→ JOB: Retype the whole listing below, character for character.

(Items from a dataset)
__________________________________________________
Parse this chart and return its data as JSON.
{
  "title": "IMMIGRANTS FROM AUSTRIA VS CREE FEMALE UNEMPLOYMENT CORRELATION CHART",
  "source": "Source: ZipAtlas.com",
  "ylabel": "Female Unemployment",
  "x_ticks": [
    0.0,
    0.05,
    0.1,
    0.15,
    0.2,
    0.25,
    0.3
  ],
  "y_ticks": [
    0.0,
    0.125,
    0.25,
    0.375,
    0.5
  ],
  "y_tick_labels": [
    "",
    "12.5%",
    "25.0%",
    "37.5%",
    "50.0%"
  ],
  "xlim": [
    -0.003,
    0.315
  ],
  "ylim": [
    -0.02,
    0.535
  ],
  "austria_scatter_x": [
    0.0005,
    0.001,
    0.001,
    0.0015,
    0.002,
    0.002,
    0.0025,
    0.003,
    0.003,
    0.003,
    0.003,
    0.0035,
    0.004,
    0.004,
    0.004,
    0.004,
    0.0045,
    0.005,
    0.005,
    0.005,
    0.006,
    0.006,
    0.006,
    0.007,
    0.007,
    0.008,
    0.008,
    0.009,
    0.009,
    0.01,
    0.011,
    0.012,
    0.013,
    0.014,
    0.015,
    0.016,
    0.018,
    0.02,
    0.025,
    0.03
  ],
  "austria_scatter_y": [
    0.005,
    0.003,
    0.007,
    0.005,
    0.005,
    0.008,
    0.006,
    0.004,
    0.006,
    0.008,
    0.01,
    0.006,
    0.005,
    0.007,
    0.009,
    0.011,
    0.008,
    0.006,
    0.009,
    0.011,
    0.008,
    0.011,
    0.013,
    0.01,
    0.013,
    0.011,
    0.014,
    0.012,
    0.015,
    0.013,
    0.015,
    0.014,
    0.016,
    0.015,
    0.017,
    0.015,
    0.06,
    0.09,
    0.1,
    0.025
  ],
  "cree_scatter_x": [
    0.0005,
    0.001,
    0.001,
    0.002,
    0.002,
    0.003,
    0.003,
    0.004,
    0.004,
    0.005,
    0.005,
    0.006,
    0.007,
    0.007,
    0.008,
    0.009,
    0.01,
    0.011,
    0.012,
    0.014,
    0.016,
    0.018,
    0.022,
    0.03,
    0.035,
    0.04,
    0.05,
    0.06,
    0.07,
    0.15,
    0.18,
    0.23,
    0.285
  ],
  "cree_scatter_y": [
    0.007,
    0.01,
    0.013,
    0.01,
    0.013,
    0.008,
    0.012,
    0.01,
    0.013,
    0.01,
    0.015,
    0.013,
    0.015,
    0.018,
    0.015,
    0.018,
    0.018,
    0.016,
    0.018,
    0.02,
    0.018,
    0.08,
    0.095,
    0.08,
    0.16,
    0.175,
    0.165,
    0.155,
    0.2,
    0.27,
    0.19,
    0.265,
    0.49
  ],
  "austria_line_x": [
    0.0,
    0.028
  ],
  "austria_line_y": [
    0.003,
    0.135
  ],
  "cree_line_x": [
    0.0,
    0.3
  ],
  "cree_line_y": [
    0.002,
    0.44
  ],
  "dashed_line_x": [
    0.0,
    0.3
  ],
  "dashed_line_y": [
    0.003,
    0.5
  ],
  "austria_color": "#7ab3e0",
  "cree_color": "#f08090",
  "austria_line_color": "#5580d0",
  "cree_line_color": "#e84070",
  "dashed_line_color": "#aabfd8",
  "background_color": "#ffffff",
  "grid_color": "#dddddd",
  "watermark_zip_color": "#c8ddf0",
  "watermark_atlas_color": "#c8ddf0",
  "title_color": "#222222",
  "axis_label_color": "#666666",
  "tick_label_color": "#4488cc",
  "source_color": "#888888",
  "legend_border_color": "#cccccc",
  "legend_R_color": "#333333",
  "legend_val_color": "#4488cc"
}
__________________________________________________
→ RESULT OF THIS TASK:
Parse this chart and return its data as JSON.
{
  "title": "IMMIGRANTS FROM AUSTRIA VS CREE FEMALE UNEMPLOYMENT CORRELATION CHART",
  "source": "Source: ZipAtlas.com",
  "ylabel": "Female Unemployment",
  "x_ticks": [
    0.0,
    0.05,
    0.1,
    0.15,
    0.2,
    0.25,
    0.3
  ],
  "y_ticks": [
    0.0,
    0.125,
    0.25,
    0.375,
    0.5
  ],
  "y_tick_labels": [
    "",
    "12.5%",
    "25.0%",
    "37.5%",
    "50.0%"
  ],
  "xlim": [
    -0.003,
    0.315
  ],
  "ylim": [
    -0.02,
    0.535
  ],
  "austria_scatter_x": [
    0.0005,
    0.001,
    0.001,
    0.0015,
    0.002,
    0.002,
    0.0025,
    0.003,
    0.003,
    0.003,
    0.003,
    0.0035,
    0.004,
    0.004,
    0.004,
    0.004,
    0.0045,
    0.005,
    0.005,
    0.005,
    0.006,
    0.006,
    0.006,
    0.007,
    0.007,
    0.008,
    0.008,
    0.009,
    0.009,
    0.01,
    0.011,
    0.012,
    0.013,
    0.014,
    0.015,
    0.016,
    0.018,
    0.02,
    0.025,
    0.03
  ],
  "austria_scatter_y": [
    0.005,
    0.003,
    0.007,
    0.005,
    0.005,
    0.008,
    0.006,
    0.004,
    0.006,
    0.008,
    0.01,
    0.006,
    0.005,
    0.007,
    0.009,
    0.011,
    0.008,
    0.006,
    0.009,
    0.011,
    0.008,
    0.011,
    0.013,
    0.01,
    0.013,
    0.011,
    0.014,
    0.012,
    0.015,
    0.013,
    0.015,
    0.014,
    0.016,
    0.015,
    0.017,
    0.015,
    0.06,
    0.09,
    0.1,
    0.025
  ],
  "cree_scatter_x": [
    0.0005,
    0.001,
    0.001,
    0.002,
    0.002,
    0.003,
    0.003,
    0.004,
    0.004,
    0.005,
    0.005,
    0.006,
    0.007,
    0.007,
    0.008,
    0.009,
    0.01,
    0.011,
    0.012,
    0.014,
    0.016,
    0.018,
    0.022,
    0.03,
    0.035,
    0.04,
    0.05,
    0.06,
    0.07,
    0.15,
    0.18,
    0.23,
    0.285
  ],
  "cree_scatter_y": [
    0.007,
    0.01,
    0.013,
    0.01,
    0.013,
    0.008,
    0.012,
    0.01,
    0.013,
    0.01,
    0.015,
    0.013,
    0.015,
    0.018,
    0.015,
    0.018,
    0.018,
    0.016,
    0.018,
    0.02,
    0.018,
    0.08,
    0.095,
    0.08,
    0.16,
    0.175,
    0.165,
    0.155,
    0.2,
    0.27,
    0.19,
    0.265,
    0.49
  ],
  "austria_line_x": [
    0.0,
    0.028
  ],
  "austria_line_y": [
    0.003,
    0.135
  ],
  "cree_line_x": [
    0.0,
    0.3
  ],
  "cree_line_y": [
    0.002,
    0.44
  ],
  "dashed_line_x": [
    0.0,
    0.3
  ],
  "dashed_line_y": [
    0.003,
    0.5
  ],
  "austria_color": "#7ab3e0",
  "cree_color": "#f08090",
  "austria_line_color": "#5580d0",
  "cree_line_color": "#e84070",
  "dashed_line_color": "#aabfd8",
  "background_color": "#ffffff",
  "grid_color": "#dddddd",
  "watermark_zip_color": "#c8ddf0",
  "watermark_atlas_color": "#c8ddf0",
  "title_color": "#222222",
  "axis_label_color": "#666666",
  "tick_label_color": "#4488cc",
  "source_color": "#888888",
  "legend_border_color": "#cccccc",
  "legend_R_color": "#333333",
  "legend_val_color": "#4488cc"
}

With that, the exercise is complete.